## Given instruction
Pick out each line with the word "bilancio" from the material that follows.

## Source records
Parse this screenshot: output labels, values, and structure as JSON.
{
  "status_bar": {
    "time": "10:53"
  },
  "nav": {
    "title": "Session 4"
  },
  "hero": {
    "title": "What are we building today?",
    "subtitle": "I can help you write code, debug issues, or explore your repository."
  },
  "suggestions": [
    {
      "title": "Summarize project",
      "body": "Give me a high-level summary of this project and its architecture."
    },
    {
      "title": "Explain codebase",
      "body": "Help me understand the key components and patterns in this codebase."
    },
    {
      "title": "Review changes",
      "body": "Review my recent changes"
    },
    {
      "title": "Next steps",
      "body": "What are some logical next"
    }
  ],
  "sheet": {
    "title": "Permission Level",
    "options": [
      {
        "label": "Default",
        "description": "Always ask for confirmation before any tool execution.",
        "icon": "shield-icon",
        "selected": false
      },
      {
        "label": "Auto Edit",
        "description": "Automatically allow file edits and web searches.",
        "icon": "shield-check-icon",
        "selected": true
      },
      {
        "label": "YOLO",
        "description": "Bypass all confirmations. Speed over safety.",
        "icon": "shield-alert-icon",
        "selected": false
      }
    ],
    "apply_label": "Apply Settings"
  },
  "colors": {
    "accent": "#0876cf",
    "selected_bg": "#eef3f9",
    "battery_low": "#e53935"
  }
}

* * *

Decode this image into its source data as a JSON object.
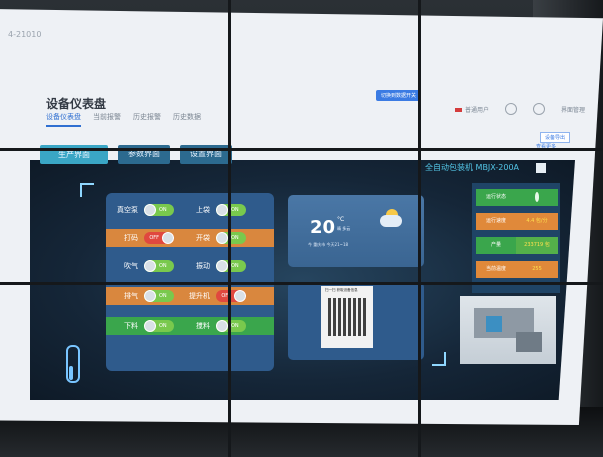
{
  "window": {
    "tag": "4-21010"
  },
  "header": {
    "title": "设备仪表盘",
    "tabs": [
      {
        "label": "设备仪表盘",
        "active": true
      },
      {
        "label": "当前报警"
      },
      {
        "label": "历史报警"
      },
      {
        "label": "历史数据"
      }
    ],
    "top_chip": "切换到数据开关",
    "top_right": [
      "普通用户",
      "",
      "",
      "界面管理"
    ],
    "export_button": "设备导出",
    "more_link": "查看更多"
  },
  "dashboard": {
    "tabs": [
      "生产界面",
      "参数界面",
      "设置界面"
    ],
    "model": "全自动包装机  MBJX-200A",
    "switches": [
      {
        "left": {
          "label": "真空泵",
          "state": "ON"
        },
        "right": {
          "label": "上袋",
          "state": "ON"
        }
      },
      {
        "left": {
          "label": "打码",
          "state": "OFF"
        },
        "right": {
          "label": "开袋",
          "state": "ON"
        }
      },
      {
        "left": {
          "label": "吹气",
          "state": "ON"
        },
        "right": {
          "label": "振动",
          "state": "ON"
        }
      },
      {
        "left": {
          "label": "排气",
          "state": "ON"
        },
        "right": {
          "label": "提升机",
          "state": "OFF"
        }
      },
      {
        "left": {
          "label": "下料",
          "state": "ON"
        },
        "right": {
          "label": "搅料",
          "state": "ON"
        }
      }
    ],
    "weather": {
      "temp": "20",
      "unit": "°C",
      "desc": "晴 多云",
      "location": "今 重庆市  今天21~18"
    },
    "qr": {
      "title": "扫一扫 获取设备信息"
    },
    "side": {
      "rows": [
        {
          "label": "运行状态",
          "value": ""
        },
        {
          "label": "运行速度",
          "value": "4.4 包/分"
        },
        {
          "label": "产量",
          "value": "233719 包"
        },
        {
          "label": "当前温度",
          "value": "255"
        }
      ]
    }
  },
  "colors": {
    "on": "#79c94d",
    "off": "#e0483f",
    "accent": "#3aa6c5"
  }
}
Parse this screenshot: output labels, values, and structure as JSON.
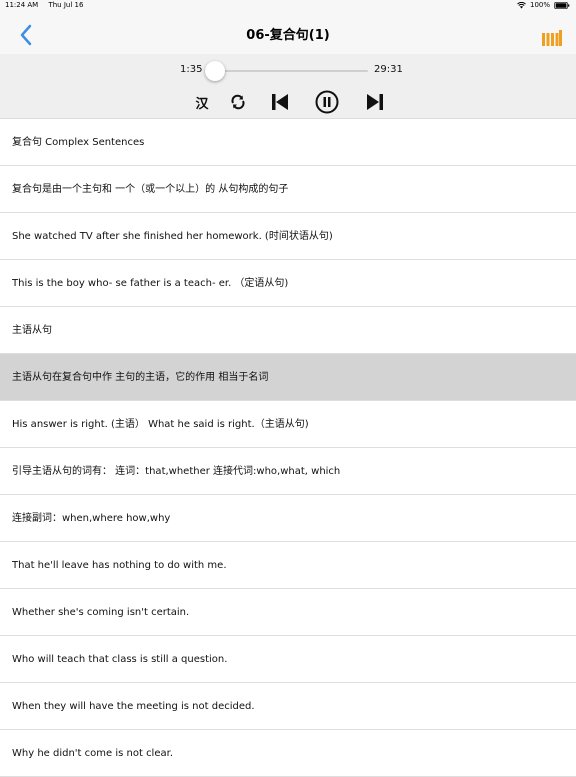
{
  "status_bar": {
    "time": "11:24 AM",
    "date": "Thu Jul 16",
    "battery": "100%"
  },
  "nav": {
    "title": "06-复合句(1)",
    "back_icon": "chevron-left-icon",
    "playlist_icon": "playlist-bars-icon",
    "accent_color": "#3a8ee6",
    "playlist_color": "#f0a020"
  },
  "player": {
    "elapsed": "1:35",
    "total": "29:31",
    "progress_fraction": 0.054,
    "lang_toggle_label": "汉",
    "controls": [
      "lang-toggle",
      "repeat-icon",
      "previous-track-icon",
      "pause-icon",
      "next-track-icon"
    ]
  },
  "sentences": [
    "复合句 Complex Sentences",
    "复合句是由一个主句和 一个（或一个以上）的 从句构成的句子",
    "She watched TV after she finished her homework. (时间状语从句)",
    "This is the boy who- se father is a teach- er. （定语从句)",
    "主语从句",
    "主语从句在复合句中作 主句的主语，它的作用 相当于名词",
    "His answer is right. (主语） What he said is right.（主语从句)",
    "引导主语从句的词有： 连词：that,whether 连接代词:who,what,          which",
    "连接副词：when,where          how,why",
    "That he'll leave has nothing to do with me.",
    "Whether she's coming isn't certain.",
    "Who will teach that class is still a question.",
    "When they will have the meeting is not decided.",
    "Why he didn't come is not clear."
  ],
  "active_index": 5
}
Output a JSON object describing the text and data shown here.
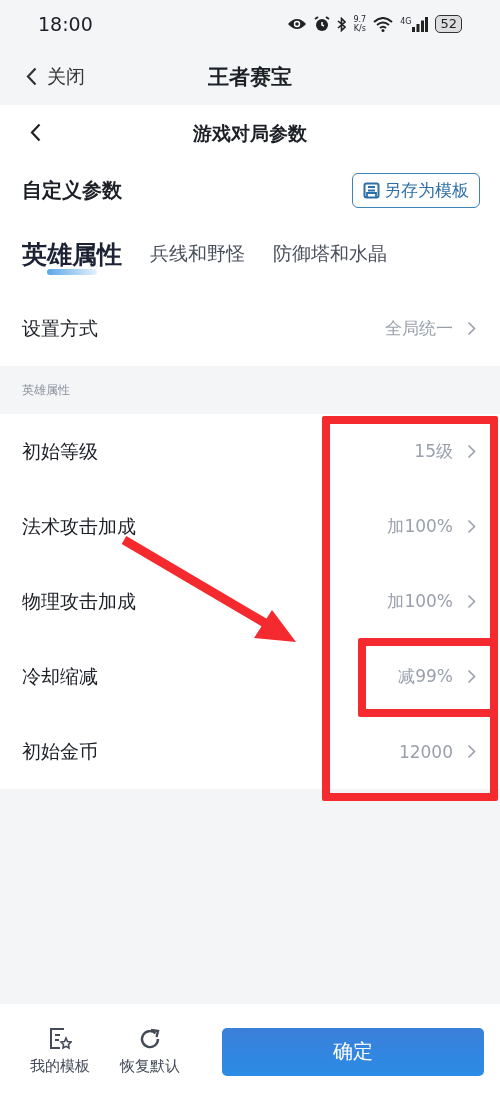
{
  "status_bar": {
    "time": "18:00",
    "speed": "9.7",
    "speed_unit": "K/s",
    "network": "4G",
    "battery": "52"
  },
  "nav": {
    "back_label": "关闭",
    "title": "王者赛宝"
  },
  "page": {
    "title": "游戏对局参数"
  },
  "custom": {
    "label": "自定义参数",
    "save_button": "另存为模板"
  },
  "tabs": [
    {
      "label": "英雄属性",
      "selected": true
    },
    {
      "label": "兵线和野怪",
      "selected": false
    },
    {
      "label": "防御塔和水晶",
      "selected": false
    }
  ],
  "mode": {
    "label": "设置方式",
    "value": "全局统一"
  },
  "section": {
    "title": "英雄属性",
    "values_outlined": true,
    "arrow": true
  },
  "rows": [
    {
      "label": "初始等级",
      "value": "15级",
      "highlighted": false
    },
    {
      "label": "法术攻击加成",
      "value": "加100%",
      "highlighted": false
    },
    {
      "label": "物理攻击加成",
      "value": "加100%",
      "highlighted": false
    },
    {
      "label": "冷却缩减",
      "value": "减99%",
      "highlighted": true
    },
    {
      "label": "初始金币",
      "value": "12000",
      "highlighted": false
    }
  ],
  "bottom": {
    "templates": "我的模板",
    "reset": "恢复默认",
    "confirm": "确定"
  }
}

--

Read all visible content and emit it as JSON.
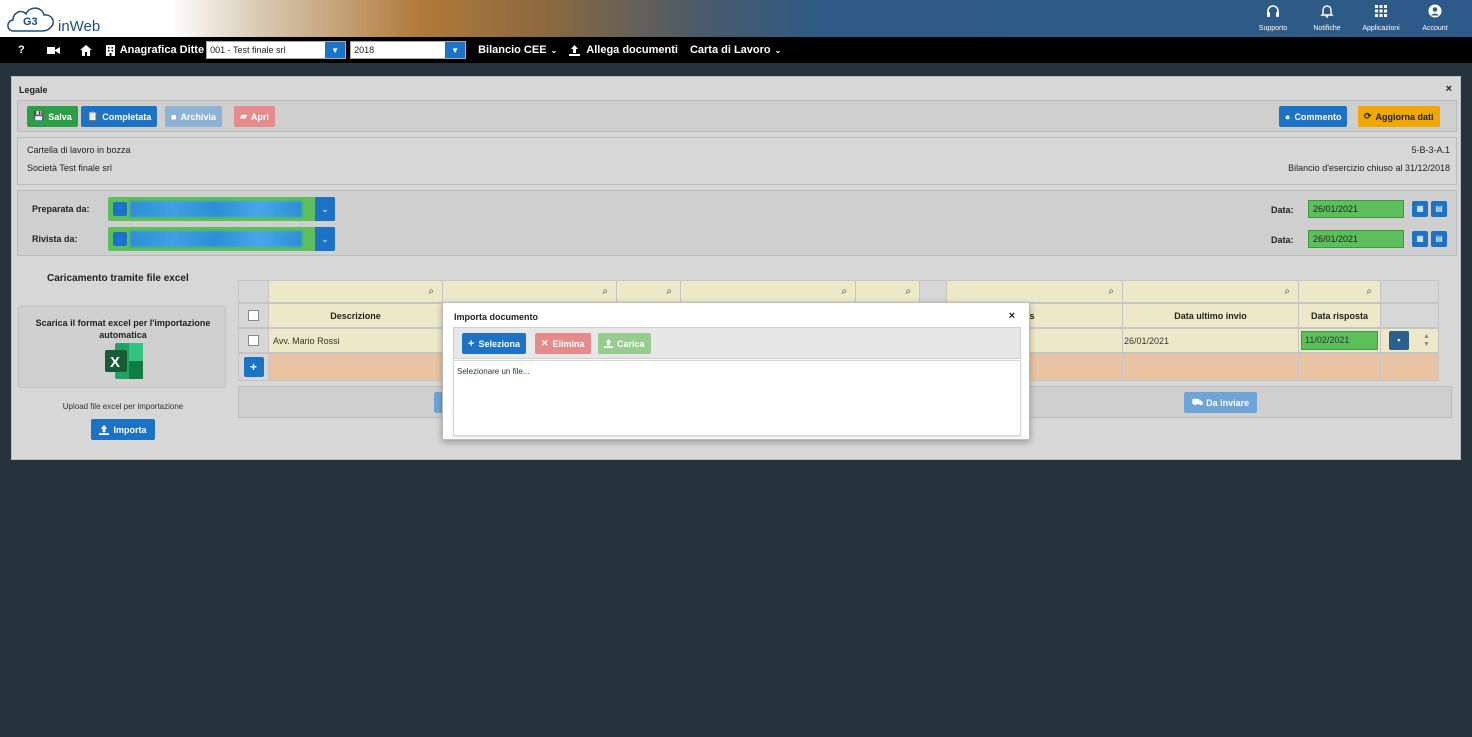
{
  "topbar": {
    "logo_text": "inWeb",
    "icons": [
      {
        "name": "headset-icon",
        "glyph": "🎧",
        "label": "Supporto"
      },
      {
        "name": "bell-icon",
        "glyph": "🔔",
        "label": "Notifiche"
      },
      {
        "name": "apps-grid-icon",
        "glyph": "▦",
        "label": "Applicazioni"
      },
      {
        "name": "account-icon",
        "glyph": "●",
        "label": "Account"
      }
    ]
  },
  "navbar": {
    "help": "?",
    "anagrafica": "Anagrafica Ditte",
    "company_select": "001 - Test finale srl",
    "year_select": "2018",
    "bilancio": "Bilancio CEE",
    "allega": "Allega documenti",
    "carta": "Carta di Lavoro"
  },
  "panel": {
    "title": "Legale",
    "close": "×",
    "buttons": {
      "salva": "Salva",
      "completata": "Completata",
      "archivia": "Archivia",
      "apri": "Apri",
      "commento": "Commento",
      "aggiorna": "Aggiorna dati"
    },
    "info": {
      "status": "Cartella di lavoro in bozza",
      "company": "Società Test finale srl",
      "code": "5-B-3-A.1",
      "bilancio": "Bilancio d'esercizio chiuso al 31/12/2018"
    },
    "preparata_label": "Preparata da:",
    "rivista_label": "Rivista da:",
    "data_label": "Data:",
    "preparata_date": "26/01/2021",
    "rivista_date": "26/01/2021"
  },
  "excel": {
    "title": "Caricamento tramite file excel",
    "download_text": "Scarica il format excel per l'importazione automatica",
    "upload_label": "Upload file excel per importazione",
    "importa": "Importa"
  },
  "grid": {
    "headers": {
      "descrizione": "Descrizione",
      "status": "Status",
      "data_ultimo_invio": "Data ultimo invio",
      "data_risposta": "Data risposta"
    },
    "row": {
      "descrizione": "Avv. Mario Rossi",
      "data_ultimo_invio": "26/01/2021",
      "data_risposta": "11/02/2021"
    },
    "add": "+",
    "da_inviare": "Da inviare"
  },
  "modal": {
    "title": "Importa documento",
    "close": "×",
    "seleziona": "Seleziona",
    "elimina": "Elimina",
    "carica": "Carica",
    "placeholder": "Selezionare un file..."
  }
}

## In response
    "bilancio": "Bilancio CEE",
      "bilancio": "Bilancio d'esercizio chiuso al 31/12/2018"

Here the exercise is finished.